┌────────
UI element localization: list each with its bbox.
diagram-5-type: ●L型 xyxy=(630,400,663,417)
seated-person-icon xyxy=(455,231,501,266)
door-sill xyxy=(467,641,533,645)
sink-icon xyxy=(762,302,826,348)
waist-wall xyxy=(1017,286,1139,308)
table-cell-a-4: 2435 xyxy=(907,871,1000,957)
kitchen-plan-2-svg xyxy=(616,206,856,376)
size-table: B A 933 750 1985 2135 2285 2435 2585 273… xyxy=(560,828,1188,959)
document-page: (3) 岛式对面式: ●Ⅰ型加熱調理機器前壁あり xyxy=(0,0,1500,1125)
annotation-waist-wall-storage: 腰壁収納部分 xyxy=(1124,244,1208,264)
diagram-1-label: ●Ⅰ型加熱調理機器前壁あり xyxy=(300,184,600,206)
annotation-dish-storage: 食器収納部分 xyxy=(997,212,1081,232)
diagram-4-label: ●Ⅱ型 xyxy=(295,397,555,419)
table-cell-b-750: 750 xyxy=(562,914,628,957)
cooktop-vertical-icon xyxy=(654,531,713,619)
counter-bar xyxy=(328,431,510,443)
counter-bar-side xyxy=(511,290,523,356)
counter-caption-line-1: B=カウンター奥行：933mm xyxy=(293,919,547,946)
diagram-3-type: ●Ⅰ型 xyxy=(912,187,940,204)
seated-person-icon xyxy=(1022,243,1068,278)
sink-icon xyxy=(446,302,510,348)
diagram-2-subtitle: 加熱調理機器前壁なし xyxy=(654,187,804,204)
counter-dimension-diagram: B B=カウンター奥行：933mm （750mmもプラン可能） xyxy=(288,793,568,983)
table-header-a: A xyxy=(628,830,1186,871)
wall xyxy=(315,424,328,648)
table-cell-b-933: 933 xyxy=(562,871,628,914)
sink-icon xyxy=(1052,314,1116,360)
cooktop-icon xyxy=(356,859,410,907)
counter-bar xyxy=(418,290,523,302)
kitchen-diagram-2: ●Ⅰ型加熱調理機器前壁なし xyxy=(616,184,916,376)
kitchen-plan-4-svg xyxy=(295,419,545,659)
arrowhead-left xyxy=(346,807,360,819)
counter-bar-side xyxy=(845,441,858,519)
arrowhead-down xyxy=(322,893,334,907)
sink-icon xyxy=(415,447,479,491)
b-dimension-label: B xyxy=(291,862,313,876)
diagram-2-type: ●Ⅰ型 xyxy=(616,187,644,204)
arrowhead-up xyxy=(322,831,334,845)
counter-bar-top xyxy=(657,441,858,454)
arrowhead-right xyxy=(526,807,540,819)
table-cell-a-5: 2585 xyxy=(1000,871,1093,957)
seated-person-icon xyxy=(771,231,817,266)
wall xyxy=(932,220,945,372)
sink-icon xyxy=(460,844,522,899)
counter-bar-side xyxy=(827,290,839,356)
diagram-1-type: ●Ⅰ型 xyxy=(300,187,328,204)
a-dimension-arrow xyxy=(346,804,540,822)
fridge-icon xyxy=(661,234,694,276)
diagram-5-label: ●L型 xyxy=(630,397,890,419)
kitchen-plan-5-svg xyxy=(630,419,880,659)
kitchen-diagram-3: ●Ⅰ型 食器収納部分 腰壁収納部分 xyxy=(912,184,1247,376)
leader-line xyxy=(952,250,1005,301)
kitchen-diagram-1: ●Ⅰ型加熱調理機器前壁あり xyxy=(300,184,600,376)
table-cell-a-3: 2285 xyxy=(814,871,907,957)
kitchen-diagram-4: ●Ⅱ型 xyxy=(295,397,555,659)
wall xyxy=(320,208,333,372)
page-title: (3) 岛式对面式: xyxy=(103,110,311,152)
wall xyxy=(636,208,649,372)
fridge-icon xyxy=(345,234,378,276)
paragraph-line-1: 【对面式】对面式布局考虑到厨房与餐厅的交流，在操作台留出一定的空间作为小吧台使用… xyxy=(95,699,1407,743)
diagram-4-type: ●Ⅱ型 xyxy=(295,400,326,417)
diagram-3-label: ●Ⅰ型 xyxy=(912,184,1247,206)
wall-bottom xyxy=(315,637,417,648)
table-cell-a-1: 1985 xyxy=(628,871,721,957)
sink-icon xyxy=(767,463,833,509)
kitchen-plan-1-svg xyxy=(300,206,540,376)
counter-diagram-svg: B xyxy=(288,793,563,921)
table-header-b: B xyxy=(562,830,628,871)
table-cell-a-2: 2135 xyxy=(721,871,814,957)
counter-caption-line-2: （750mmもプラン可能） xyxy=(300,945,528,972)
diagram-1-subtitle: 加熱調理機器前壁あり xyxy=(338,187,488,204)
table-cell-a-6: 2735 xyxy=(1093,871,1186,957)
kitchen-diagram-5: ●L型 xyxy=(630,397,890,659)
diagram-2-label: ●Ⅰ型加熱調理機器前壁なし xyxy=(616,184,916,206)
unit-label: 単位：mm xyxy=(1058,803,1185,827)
└────────
### Exercise brief
Write all of the lines above as a JSON list of strings, with each line as its own string and blank lines omitted.

### The answer
[
  "UI element localization: list each with its bbox.",
  "diagram-5-type: ●L型 xyxy=(630,400,663,417)",
  "seated-person-icon xyxy=(455,231,501,266)",
  "door-sill xyxy=(467,641,533,645)",
  "sink-icon xyxy=(762,302,826,348)",
  "waist-wall xyxy=(1017,286,1139,308)",
  "table-cell-a-4: 2435 xyxy=(907,871,1000,957)",
  "kitchen-plan-2-svg xyxy=(616,206,856,376)",
  "size-table: B A 933 750 1985 2135 2285 2435 2585 273… xyxy=(560,828,1188,959)",
  "document-page: (3) 岛式对面式: ●Ⅰ型加熱調理機器前壁あり xyxy=(0,0,1500,1125)",
  "annotation-waist-wall-storage: 腰壁収納部分 xyxy=(1124,244,1208,264)",
  "diagram-1-label: ●Ⅰ型加熱調理機器前壁あり xyxy=(300,184,600,206)",
  "annotation-dish-storage: 食器収納部分 xyxy=(997,212,1081,232)",
  "diagram-4-label: ●Ⅱ型 xyxy=(295,397,555,419)",
  "table-cell-b-750: 750 xyxy=(562,914,628,957)",
  "cooktop-vertical-icon xyxy=(654,531,713,619)",
  "counter-bar xyxy=(328,431,510,443)",
  "counter-bar-side xyxy=(511,290,523,356)",
  "counter-caption-line-1: B=カウンター奥行：933mm xyxy=(293,919,547,946)",
  "diagram-3-type: ●Ⅰ型 xyxy=(912,187,940,204)",
  "seated-person-icon xyxy=(1022,243,1068,278)",
  "sink-icon xyxy=(446,302,510,348)",
  "diagram-2-subtitle: 加熱調理機器前壁なし xyxy=(654,187,804,204)",
  "counter-dimension-diagram: B B=カウンター奥行：933mm （750mmもプラン可能） xyxy=(288,793,568,983)",
  "table-header-a: A xyxy=(628,830,1186,871)",
  "wall xyxy=(315,424,328,648)",
  "table-cell-b-933: 933 xyxy=(562,871,628,914)",
  "sink-icon xyxy=(1052,314,1116,360)",
  "cooktop-icon xyxy=(356,859,410,907)",
  "counter-bar xyxy=(418,290,523,302)",
  "kitchen-diagram-2: ●Ⅰ型加熱調理機器前壁なし xyxy=(616,184,916,376)",
  "kitchen-plan-4-svg xyxy=(295,419,545,659)",
  "arrowhead-left xyxy=(346,807,360,819)",
  "counter-bar-side xyxy=(845,441,858,519)",
  "arrowhead-down xyxy=(322,893,334,907)",
  "sink-icon xyxy=(415,447,479,491)",
  "b-dimension-label: B xyxy=(291,862,313,876)",
  "diagram-2-type: ●Ⅰ型 xyxy=(616,187,644,204)",
  "arrowhead-up xyxy=(322,831,334,845)",
  "counter-bar-top xyxy=(657,441,858,454)",
  "arrowhead-right xyxy=(526,807,540,819)",
  "table-cell-a-5: 2585 xyxy=(1000,871,1093,957)",
  "seated-person-icon xyxy=(771,231,817,266)",
  "wall xyxy=(932,220,945,372)",
  "sink-icon xyxy=(460,844,522,899)",
  "counter-bar-side xyxy=(827,290,839,356)",
  "diagram-1-type: ●Ⅰ型 xyxy=(300,187,328,204)",
  "a-dimension-arrow xyxy=(346,804,540,822)",
  "fridge-icon xyxy=(661,234,694,276)",
  "diagram-5-label: ●L型 xyxy=(630,397,890,419)",
  "kitchen-plan-5-svg xyxy=(630,419,880,659)",
  "kitchen-diagram-3: ●Ⅰ型 食器収納部分 腰壁収納部分 xyxy=(912,184,1247,376)",
  "leader-line xyxy=(952,250,1005,301)",
  "kitchen-diagram-1: ●Ⅰ型加熱調理機器前壁あり xyxy=(300,184,600,376)",
  "table-cell-a-3: 2285 xyxy=(814,871,907,957)",
  "kitchen-diagram-4: ●Ⅱ型 xyxy=(295,397,555,659)",
  "wall xyxy=(320,208,333,372)",
  "page-title: (3) 岛式对面式: xyxy=(103,110,311,152)",
  "wall xyxy=(636,208,649,372)",
  "fridge-icon xyxy=(345,234,378,276)",
  "paragraph-line-1: 【对面式】对面式布局考虑到厨房与餐厅的交流，在操作台留出一定的空间作为小吧台使用… xyxy=(95,699,1407,743)",
  "diagram-4-type: ●Ⅱ型 xyxy=(295,400,326,417)",
  "diagram-3-label: ●Ⅰ型 xyxy=(912,184,1247,206)",
  "wall-bottom xyxy=(315,637,417,648)",
  "table-cell-a-1: 1985 xyxy=(628,871,721,957)",
  "sink-icon xyxy=(767,463,833,509)",
  "kitchen-plan-1-svg xyxy=(300,206,540,376)",
  "counter-diagram-svg: B xyxy=(288,793,563,921)",
  "table-header-b: B xyxy=(562,830,628,871)",
  "table-cell-a-2: 2135 xyxy=(721,871,814,957)",
  "counter-caption-line-2: （750mmもプラン可能） xyxy=(300,945,528,972)",
  "diagram-1-subtitle: 加熱調理機器前壁あり xyxy=(338,187,488,204)",
  "table-cell-a-6: 2735 xyxy=(1093,871,1186,957)",
  "kitchen-diagram-5: ●L型 xyxy=(630,397,890,659)",
  "diagram-2-label: ●Ⅰ型加熱調理機器前壁なし xyxy=(616,184,916,206)",
  "unit-label: 単位：mm xyxy=(1058,803,1185,827)"
]